___ 提示文 ___

Ceq=[C]+[Si]/30+[Mn]/20+2×[P]+4×[S]:式1
ここで、前記式1に含まれる元素記号は、前記鋼板に含まれる各元素の含有量である。
(2)上記(1)に記載のプロジェクション溶接継手の製造方法では、前記鋼板がホットスタンプ鋼板であってもよい。
(3)上記(1)又は(2)に記載のプロジェクション溶接継手の製造方法では、前記鋼板の化学成分が、単位質量%で、C:0.07~0.45%、Si:0.001~2.50%、Mn:0.8~5.0%、P:0.03%以下、S:0.01%以下、を含有してもよい。
(4)上記(1)~(3)のいずれか一項に記載のプロジェクション溶接継手の製造方法では、前記鋼板が亜鉛系めっきホットスタンプ鋼板であってもよい。
(5)上記(1)~(4)のいずれか一項に記載のプロジェクション溶接継手の製造方法では、前記鋼板が亜鉛系めっきホットスタンプ鋼板であり、前記鋼板の板厚が1.2mm~3.6mmであり、前記クール工程の長さが332msec以上であり、前記第二通電工程における平均電流値I2及び通電時間t2の積I2×t2が、前記第一通電工程における平均電流値I1及び通電時間t1の積I1×t1の0.5倍以上であってもよい。
(6)上記(1)~(5)のいずれか一項に記載のプロジェクション溶接継手の製造方法では、前記プロジェクション溶接継手の製造方法が、前記第一通電工程の前に、前記第一通電工程の開始時点の電流値未満の電流値で、前記鋼板及び前記鋼部材に通電する前通電工程をさらに有してもよい。
(7)上記(1)~(6)のいずれか一項に記載のプロジェクション溶接継手の製造方法では、前記鋼部材が前記ナットであってもよい。
【0017】
(8)本発明の別の態様に係るプロジェクション溶接継手は、非めっき鋼板または亜鉛系めっき鋼板である鋼板と、ナット又はボルトである鋼部材と、前記鋼板の第一面及び前記鋼部材を接合する複数の接合部とを備え、前記鋼板の引張強さが1.5GPa以上であり、下記式2によって算出される前記鋼板の炭素当量Ceqが0.30質量%以上であり、前記鋼部材の中心及び前記接合部の中心を通り且つ前記鋼板の前記第一面に垂直な断面において、前記接合部のうち、前記鋼部材の中心から最も離れた位置を、前記接合部の端部とし、前記接合部のうち、前記鋼板の前記第一面に沿って前記端部から前記鋼部材の中心に向かって0.5mm離れた位置までの領域を、前記接合部の端部領域とするとき、前記複数の接合部のそれぞれにおいて、前記第一面から0.3mm深さの位置のビッカース硬さを連続的に測定することによって求められる、前記端部領域の最大硬度Hedgeが式3の関係を満たし、前記複数の接合部のそれぞれにおいて、前記第一面から0.3mm深さの位置のビッカース硬さを連続的に測定することによって求められる、前記接合部の最大硬度Hmaxが式4の関係を満たす。
Ceq=[C]+[Si]/30+[Mn]/20+2×[P]+4×[S]:式2
Hedge<0.9×Hm:式3
Hmax>0.9×Hm:式4
ここで、前記式3及び式4に含まれる記号Hmは、式5によって算出される値である。

___ データ抜粋 ___

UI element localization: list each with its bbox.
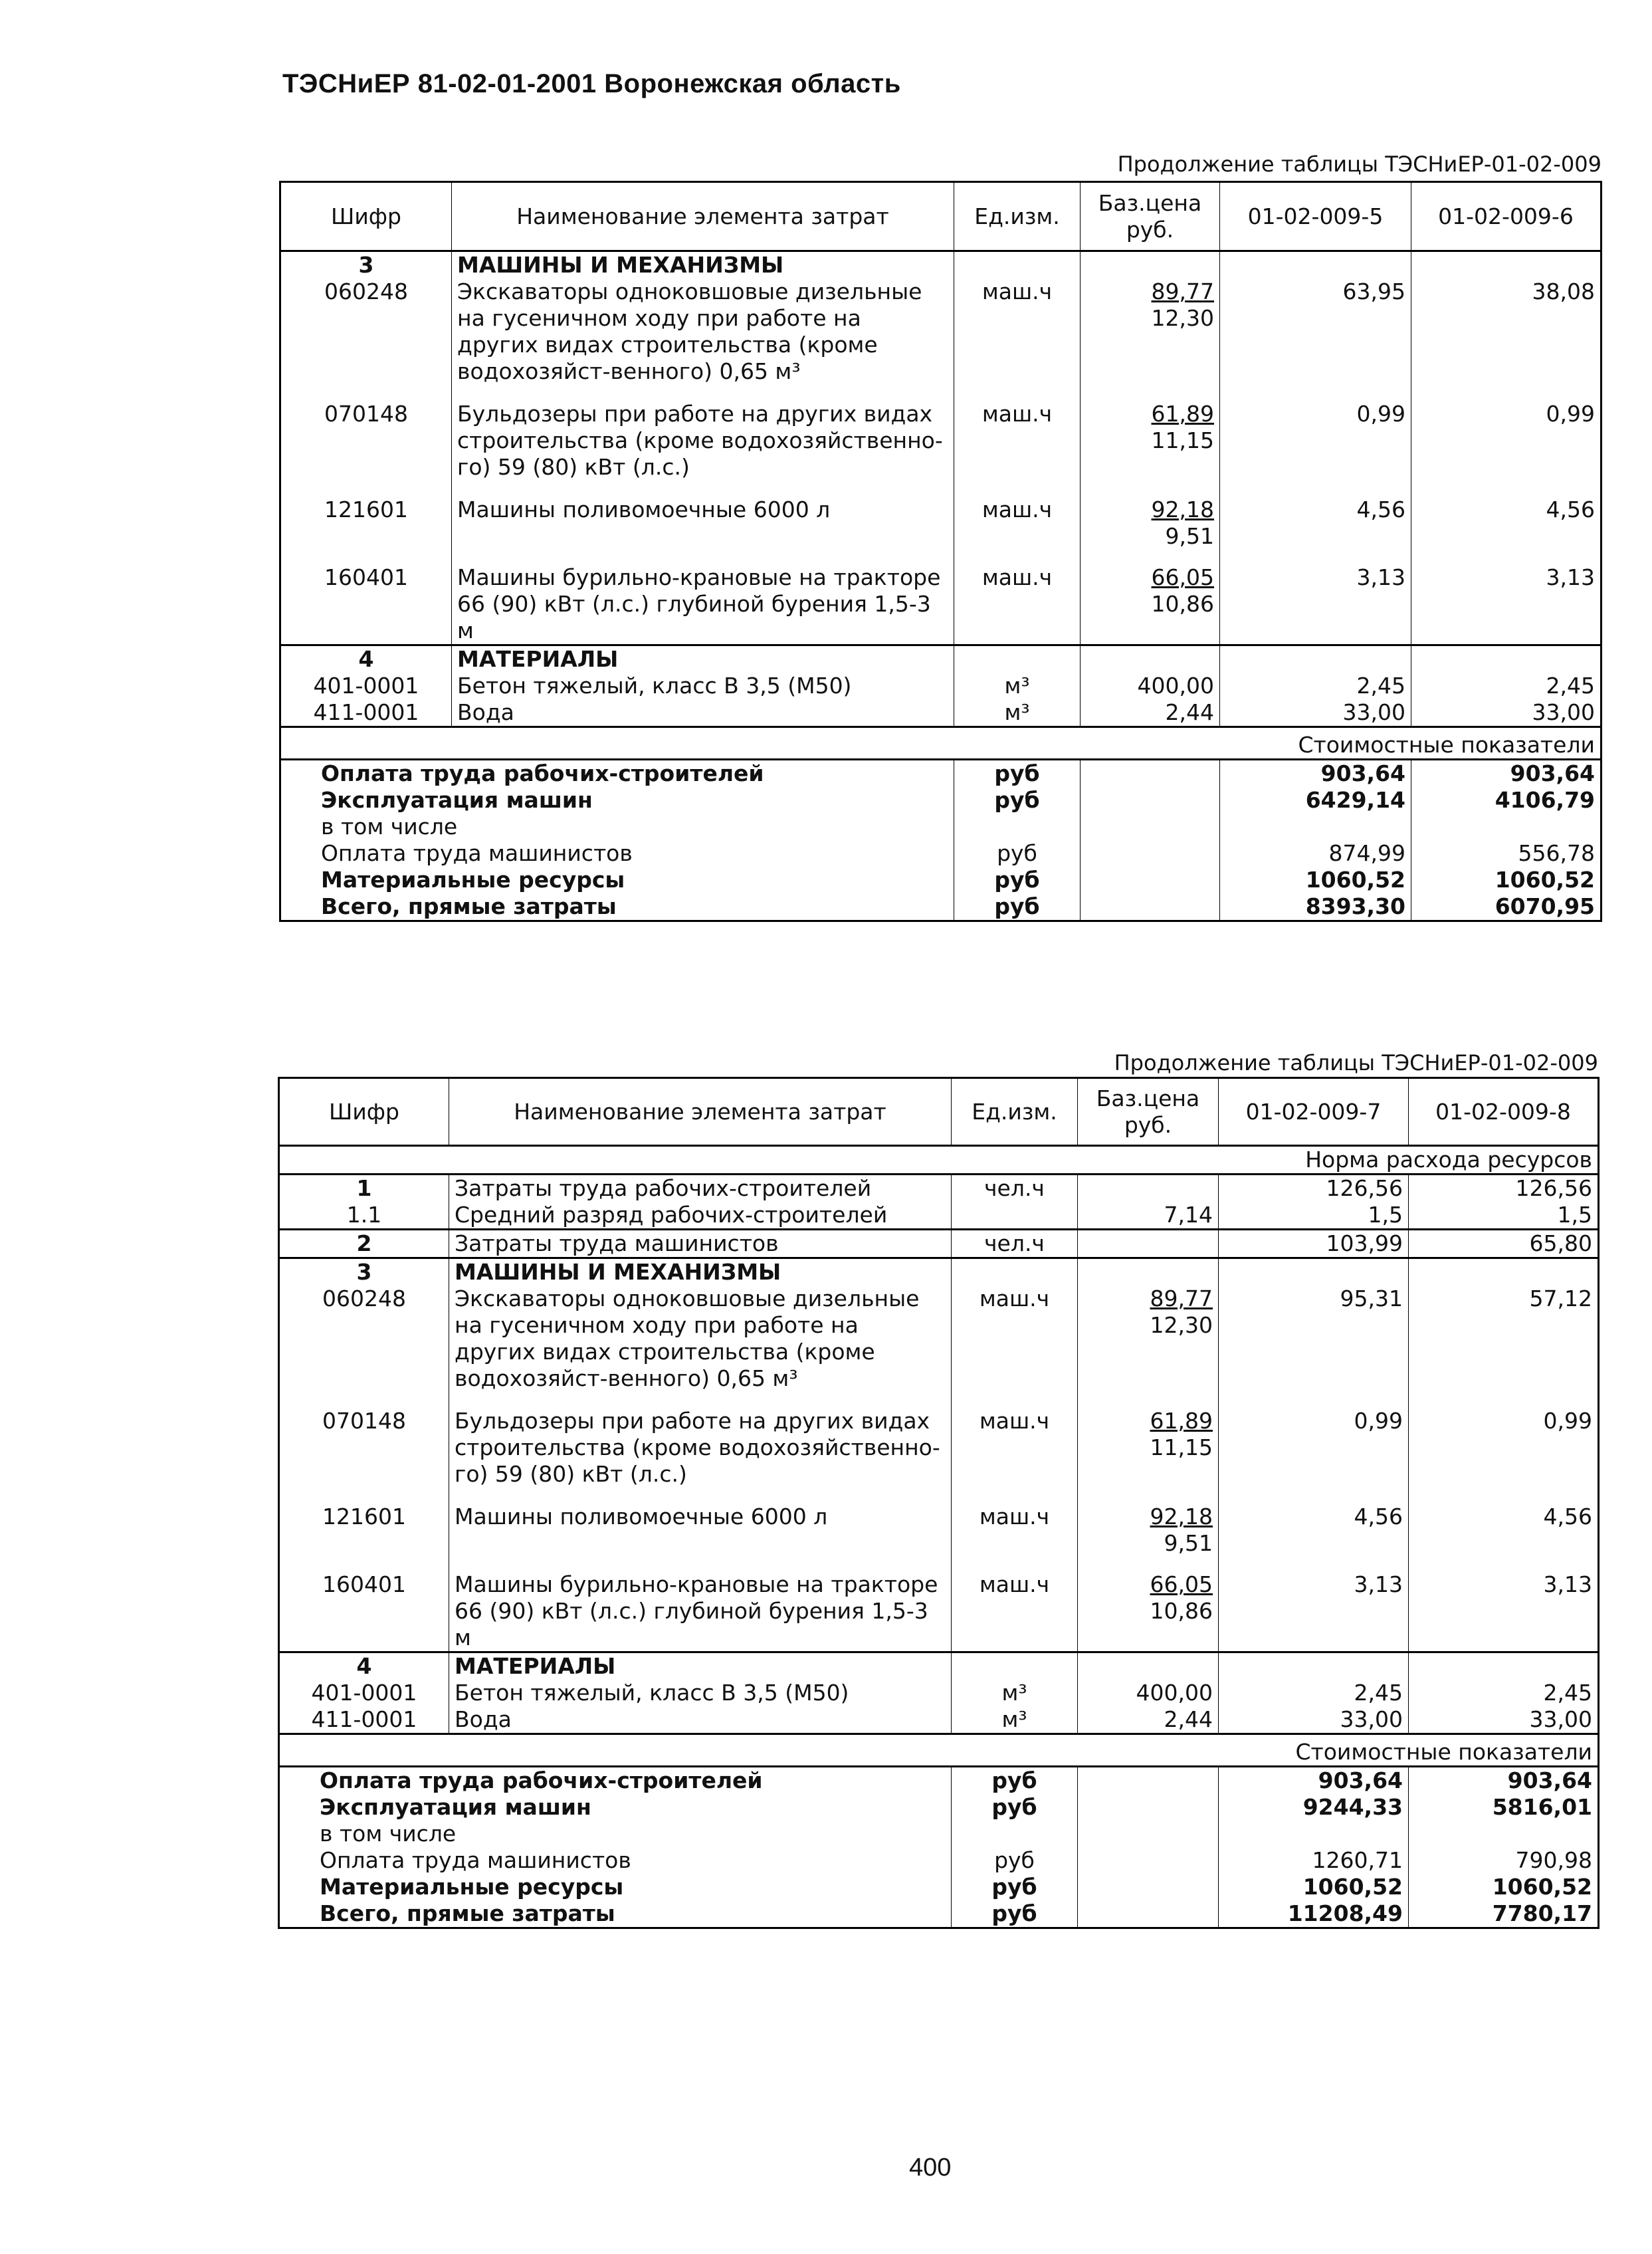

___

課題 1
プロジェクション溶接継手に関する提示文では、端部領域の最大硬度Hedgeをどのように求めるか。端部領域の定め方も含めて、1～3文で説明せよ。
課題 2
プロジェクション溶接継手に関する提示文について、次の問いに答えよ。
(a) 態様(3)で、鋼板のCの含有量の範囲はいくらか。
(b) 態様(5)で、鋼板の板厚の範囲はいくらか。
(c) 態様(8)で、鋼板の引張強さはいくら以上とされているか。

解答 1
鋼部材の中心と接合部の中心を通り、鋼板の第一面に垂直な断面を考える。この断面で、接合部のうち鋼部材の中心から最も離れた位置を端部とし、第一面に沿ってその端部から鋼部材の中心に向かって0.5mm離れた位置までを端部領域とする。Hedgeは、各接合部で第一面から0.3mm深さの位置のビッカース硬さを連続的に測定して求める、この端部領域の最大硬度である。

解答 2
(a) 0.07～0.45質量%
(b) 1.2mm～3.6mm
(c) 1.5GPa以上